- EXERCISE GOAL -
Identify the line with "Transcribe this image's"; copy word for word that line and every one after it, to the end of the listing. Exclude pictures.

╭─ GIVEN ENTRIES

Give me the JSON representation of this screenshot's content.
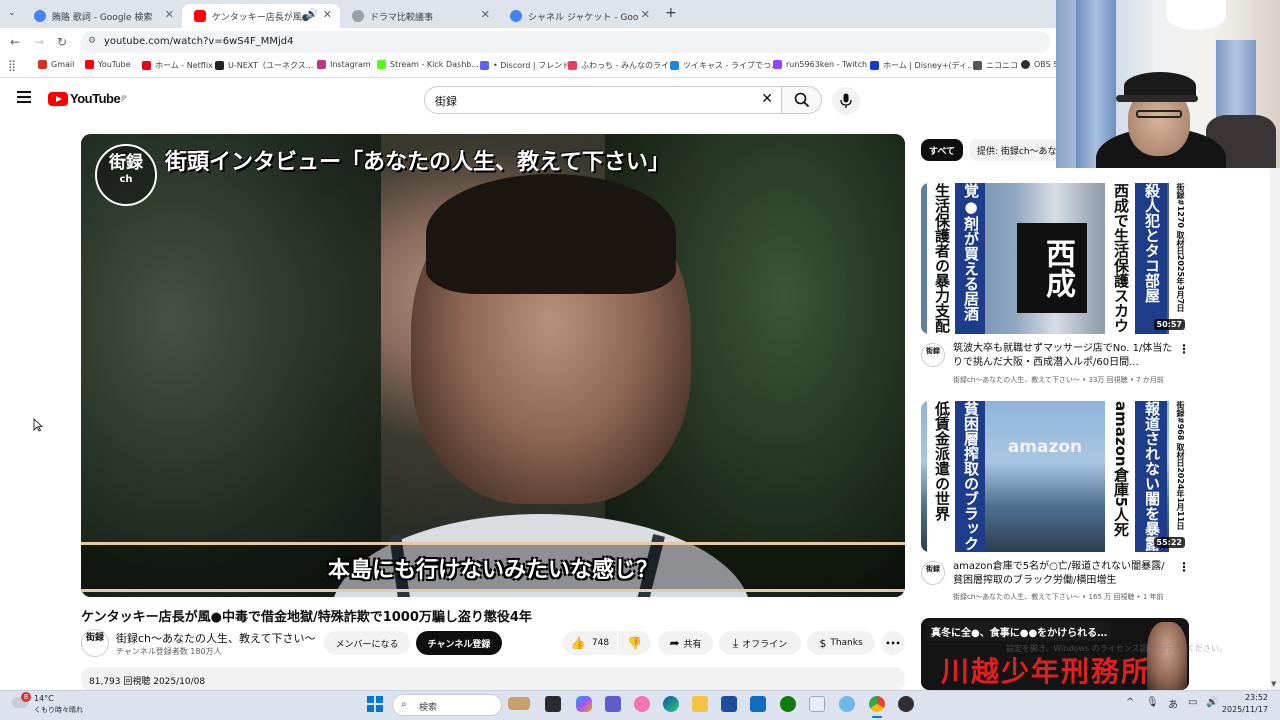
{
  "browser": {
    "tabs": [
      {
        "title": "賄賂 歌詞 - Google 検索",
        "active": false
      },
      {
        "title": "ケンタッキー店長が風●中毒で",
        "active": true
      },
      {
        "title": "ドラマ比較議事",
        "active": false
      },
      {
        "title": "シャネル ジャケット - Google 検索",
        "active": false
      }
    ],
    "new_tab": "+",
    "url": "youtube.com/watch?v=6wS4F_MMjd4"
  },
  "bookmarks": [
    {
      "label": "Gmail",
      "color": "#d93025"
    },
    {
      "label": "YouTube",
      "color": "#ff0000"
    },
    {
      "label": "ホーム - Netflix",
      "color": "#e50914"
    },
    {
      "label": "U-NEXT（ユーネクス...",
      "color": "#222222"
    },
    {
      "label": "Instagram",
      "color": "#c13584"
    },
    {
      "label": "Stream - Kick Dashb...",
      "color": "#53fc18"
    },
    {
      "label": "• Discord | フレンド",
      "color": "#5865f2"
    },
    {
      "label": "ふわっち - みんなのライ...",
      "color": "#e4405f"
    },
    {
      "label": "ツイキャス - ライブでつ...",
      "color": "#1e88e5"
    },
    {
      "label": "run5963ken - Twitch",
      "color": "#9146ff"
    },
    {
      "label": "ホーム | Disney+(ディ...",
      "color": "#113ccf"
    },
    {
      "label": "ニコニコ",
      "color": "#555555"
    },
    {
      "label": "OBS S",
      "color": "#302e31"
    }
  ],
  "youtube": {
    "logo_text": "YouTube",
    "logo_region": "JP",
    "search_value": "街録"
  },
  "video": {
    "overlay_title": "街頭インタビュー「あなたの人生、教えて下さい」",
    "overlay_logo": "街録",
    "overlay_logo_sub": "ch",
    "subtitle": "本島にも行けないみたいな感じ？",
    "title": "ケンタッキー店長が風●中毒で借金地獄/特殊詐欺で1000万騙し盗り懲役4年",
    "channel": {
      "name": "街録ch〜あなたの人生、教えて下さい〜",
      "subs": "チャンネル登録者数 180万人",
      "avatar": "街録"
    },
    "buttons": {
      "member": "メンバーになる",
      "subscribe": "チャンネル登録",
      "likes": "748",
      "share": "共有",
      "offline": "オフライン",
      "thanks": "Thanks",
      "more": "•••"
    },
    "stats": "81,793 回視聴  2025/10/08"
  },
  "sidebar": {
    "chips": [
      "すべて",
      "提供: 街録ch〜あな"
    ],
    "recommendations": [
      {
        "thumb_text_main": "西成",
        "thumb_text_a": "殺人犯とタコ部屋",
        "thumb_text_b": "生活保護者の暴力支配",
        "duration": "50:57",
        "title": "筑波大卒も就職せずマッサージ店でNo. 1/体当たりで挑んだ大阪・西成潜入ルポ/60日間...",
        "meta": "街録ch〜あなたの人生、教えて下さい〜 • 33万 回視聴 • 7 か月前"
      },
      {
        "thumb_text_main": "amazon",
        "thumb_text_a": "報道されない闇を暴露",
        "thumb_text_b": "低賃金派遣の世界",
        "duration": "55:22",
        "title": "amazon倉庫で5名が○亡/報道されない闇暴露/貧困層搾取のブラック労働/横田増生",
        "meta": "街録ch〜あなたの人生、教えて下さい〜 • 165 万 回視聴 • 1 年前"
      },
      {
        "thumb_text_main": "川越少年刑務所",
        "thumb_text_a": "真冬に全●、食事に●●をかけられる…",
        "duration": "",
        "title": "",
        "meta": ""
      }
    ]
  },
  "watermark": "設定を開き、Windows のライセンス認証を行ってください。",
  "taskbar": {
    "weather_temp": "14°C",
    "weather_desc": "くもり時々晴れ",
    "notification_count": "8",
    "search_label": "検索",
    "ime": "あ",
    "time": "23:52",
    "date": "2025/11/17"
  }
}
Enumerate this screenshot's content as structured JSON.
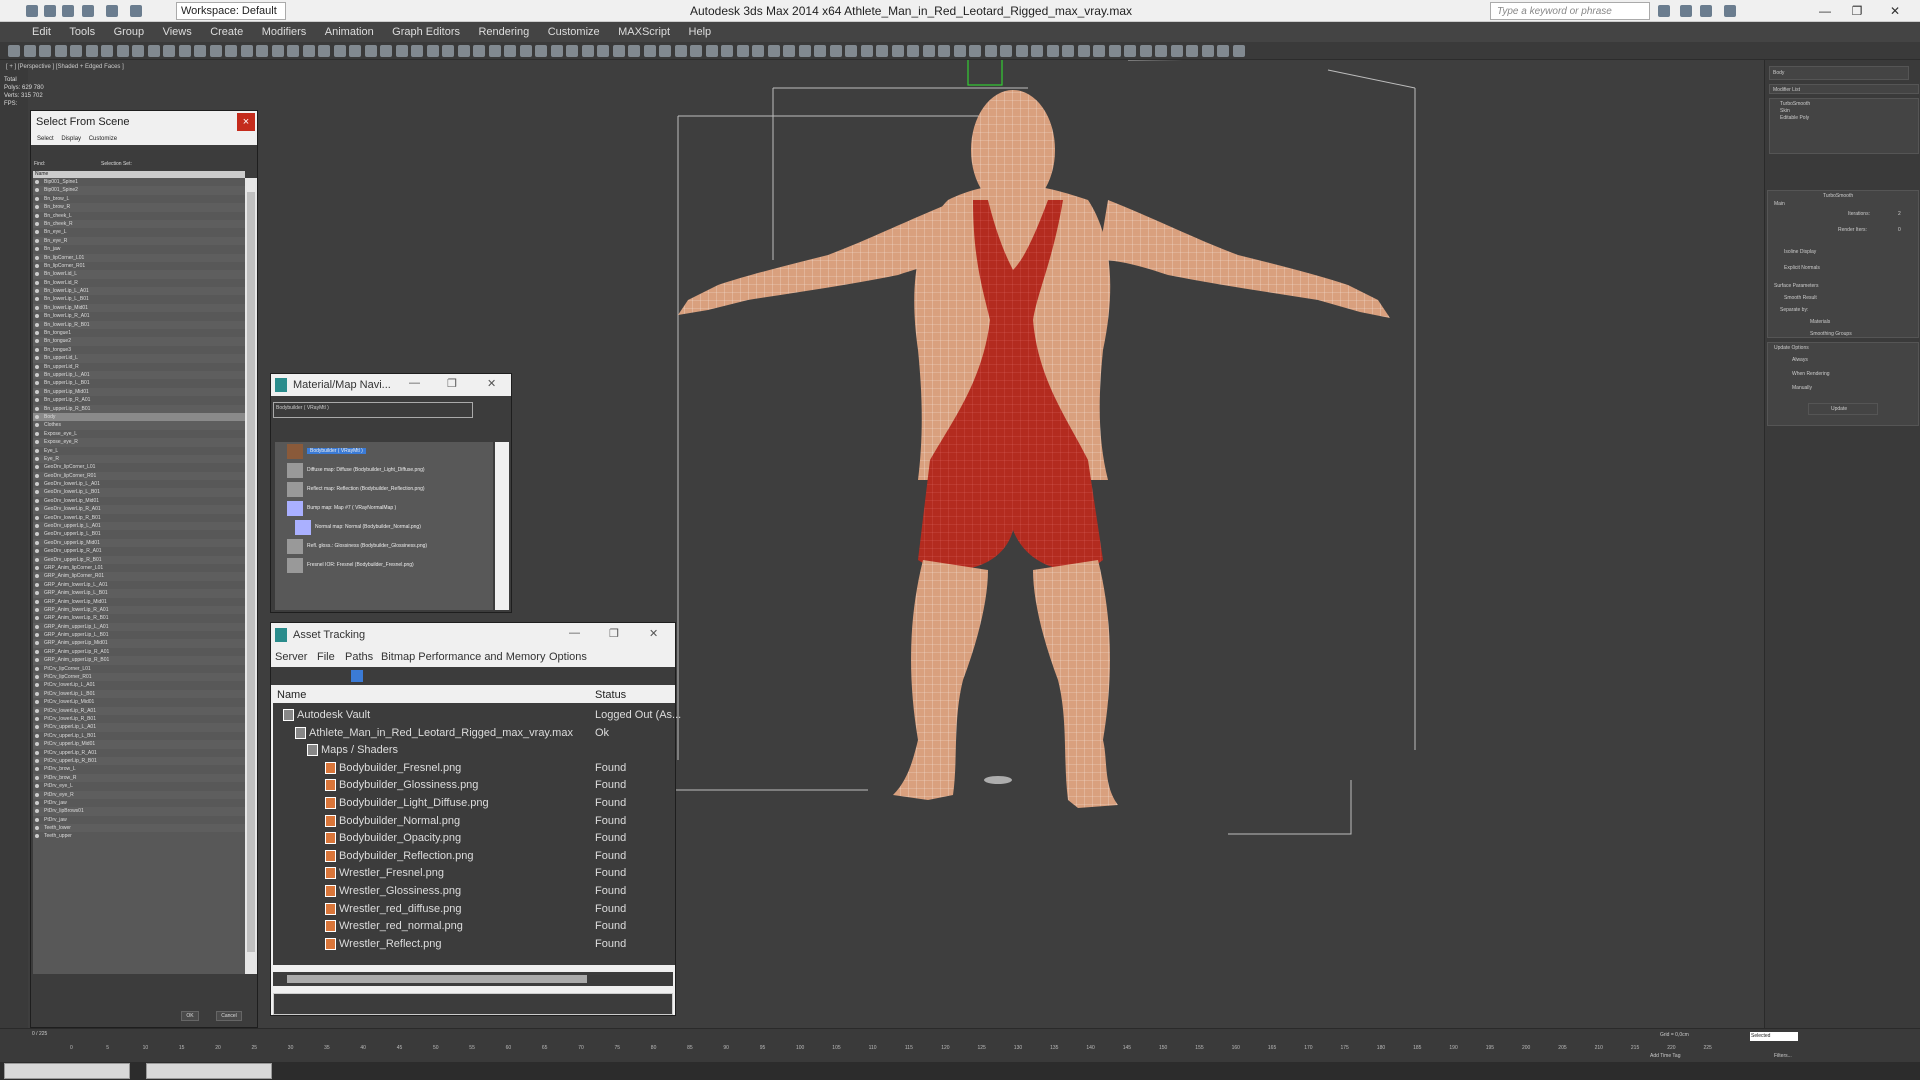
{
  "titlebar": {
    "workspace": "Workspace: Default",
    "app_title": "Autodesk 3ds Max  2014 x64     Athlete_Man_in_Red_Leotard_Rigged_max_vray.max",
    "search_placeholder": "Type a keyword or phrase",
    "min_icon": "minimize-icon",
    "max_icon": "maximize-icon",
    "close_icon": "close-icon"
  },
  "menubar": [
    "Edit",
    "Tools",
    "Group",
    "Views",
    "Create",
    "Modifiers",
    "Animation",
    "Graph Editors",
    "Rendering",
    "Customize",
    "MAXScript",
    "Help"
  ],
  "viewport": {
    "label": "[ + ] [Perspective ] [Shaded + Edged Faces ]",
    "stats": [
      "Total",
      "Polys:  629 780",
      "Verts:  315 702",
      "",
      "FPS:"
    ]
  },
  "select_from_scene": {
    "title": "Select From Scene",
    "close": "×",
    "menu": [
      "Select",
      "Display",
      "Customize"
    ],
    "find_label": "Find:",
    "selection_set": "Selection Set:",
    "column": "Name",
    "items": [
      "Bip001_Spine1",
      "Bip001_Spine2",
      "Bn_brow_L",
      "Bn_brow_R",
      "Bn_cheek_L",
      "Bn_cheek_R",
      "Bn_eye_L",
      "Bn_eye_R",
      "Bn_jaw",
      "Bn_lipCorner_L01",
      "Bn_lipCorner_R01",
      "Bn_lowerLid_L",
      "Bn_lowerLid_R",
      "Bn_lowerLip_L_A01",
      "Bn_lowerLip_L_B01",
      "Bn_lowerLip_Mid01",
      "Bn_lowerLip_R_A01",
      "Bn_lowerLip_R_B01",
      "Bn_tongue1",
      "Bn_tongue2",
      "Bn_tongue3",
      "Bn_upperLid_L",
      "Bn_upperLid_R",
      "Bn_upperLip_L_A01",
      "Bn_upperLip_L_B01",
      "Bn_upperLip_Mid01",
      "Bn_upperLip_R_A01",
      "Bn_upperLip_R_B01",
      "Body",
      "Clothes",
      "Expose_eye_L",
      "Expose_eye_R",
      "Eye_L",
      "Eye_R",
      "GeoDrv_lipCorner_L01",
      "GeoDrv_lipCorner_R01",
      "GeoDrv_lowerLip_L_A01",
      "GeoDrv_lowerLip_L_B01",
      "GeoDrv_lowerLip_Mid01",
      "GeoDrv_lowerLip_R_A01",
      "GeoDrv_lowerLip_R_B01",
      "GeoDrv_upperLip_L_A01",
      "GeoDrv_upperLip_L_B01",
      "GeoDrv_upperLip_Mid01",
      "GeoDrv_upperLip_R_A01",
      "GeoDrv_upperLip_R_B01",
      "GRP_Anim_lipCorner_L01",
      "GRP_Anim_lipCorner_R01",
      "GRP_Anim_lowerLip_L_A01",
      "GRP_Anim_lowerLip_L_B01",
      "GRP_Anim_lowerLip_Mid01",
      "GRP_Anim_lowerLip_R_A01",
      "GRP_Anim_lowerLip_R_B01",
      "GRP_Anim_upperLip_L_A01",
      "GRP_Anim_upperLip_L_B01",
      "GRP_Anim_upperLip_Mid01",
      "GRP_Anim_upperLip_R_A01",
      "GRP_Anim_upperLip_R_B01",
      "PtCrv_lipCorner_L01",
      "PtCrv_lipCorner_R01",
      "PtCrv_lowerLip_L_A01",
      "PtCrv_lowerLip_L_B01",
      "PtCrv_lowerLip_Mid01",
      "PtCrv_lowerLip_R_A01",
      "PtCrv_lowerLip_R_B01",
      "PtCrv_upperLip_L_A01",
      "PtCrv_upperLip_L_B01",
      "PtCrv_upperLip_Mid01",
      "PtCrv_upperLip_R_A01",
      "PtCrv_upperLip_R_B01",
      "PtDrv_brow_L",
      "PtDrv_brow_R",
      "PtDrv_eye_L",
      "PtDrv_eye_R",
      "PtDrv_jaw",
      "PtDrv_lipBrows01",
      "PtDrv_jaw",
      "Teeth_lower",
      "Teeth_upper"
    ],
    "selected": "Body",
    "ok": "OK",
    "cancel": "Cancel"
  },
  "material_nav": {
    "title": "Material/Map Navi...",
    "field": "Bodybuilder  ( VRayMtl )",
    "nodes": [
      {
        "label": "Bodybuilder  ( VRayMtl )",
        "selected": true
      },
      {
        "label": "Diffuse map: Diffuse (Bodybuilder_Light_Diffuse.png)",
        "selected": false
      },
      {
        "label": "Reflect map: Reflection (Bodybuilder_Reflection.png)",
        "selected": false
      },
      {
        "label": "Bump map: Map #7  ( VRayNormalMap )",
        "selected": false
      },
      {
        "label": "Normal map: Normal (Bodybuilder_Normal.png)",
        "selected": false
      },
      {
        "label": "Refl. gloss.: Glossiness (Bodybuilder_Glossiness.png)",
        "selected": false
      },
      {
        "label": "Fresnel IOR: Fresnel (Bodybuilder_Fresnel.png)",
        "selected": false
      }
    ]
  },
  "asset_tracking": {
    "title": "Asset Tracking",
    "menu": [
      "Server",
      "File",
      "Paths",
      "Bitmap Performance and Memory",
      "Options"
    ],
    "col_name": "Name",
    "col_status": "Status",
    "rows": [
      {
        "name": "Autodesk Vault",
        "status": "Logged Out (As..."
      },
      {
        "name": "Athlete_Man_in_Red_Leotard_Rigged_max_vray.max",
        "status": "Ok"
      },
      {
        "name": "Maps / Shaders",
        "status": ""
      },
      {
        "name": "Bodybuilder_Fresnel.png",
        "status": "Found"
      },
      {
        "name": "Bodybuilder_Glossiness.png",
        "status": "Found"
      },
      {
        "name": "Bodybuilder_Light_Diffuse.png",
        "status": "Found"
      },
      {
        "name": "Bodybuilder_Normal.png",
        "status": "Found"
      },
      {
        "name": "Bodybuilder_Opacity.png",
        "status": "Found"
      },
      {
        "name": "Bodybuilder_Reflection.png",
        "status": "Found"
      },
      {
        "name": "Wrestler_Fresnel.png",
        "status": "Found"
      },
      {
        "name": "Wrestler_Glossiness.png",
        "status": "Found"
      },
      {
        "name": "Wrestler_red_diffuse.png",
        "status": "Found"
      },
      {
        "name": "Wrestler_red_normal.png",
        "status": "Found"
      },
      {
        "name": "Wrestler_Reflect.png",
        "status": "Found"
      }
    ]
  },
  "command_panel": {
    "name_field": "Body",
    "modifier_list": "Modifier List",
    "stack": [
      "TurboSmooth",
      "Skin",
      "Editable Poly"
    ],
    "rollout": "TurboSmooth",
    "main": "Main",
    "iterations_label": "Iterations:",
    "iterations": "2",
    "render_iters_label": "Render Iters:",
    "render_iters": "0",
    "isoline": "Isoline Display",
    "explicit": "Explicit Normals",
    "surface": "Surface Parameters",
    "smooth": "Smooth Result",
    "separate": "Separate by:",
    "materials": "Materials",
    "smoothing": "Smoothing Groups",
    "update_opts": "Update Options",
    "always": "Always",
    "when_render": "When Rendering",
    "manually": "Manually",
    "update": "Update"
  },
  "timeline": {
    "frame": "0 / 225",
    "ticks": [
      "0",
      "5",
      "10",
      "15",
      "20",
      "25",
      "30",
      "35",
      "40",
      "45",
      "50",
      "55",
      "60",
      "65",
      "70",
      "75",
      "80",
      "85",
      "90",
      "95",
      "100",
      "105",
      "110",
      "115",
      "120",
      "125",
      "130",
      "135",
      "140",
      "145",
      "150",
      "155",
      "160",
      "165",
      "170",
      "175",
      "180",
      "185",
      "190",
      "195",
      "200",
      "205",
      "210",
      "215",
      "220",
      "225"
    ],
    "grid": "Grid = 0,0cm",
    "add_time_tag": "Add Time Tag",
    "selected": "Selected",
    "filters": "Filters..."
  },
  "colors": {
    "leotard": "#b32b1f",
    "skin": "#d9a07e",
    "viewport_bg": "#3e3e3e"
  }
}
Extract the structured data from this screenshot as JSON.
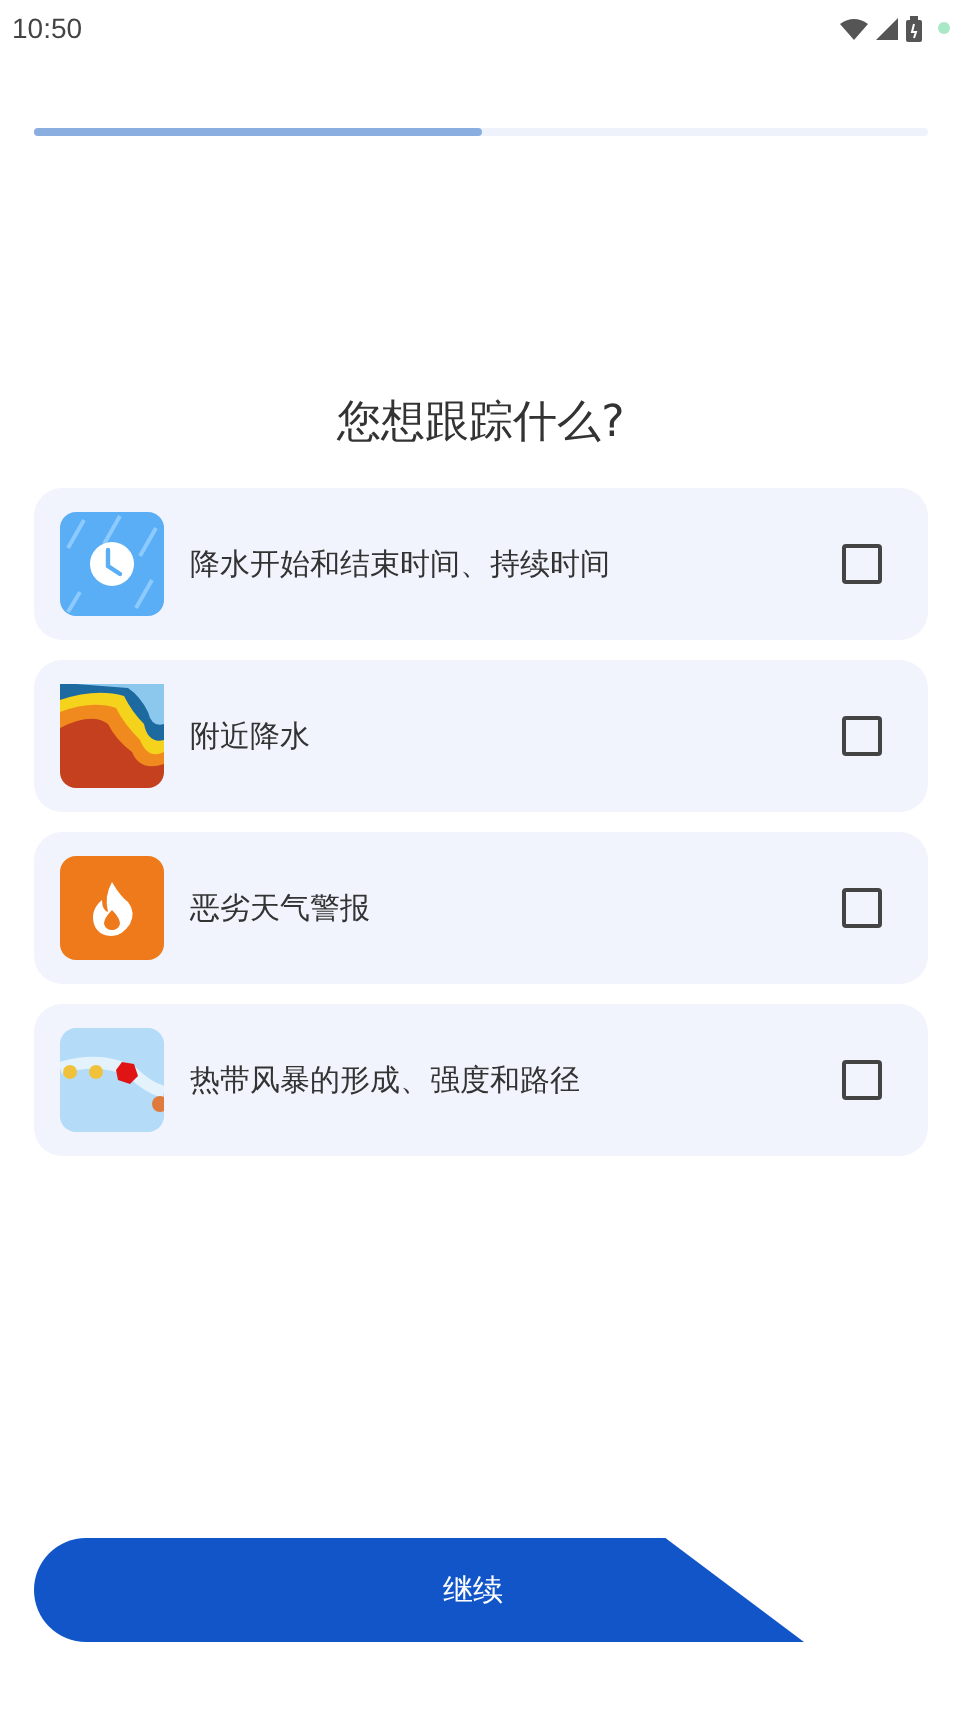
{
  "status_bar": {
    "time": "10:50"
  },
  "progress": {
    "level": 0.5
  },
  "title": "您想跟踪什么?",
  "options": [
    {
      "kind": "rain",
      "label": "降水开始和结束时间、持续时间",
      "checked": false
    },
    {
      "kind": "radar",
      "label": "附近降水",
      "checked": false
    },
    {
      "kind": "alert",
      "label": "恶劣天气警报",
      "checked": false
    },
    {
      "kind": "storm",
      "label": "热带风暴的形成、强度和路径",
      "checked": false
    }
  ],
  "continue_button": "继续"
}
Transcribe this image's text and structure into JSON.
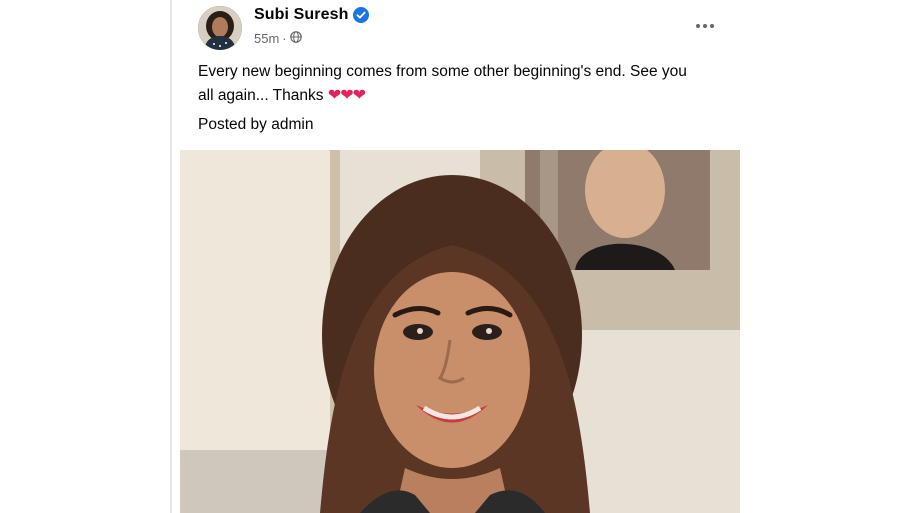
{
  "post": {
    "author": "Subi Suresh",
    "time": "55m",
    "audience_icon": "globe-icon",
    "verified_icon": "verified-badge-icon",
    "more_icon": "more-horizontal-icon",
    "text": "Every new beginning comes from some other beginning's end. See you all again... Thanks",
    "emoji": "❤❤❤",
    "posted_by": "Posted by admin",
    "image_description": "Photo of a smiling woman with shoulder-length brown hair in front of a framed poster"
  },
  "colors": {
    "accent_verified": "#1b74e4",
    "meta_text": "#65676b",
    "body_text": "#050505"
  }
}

╰─

- CORRECT RESULT -
Transcribe this image's text and structure into JSON.
{
  "post": {
    "author": "Subi Suresh",
    "time": "55m",
    "audience_icon": "globe-icon",
    "verified_icon": "verified-badge-icon",
    "more_icon": "more-horizontal-icon",
    "text": "Every new beginning comes from some other beginning's end. See you all again... Thanks",
    "emoji": "❤❤❤",
    "posted_by": "Posted by admin",
    "image_description": "Photo of a smiling woman with shoulder-length brown hair in front of a framed poster"
  },
  "colors": {
    "accent_verified": "#1b74e4",
    "meta_text": "#65676b",
    "body_text": "#050505"
  }
}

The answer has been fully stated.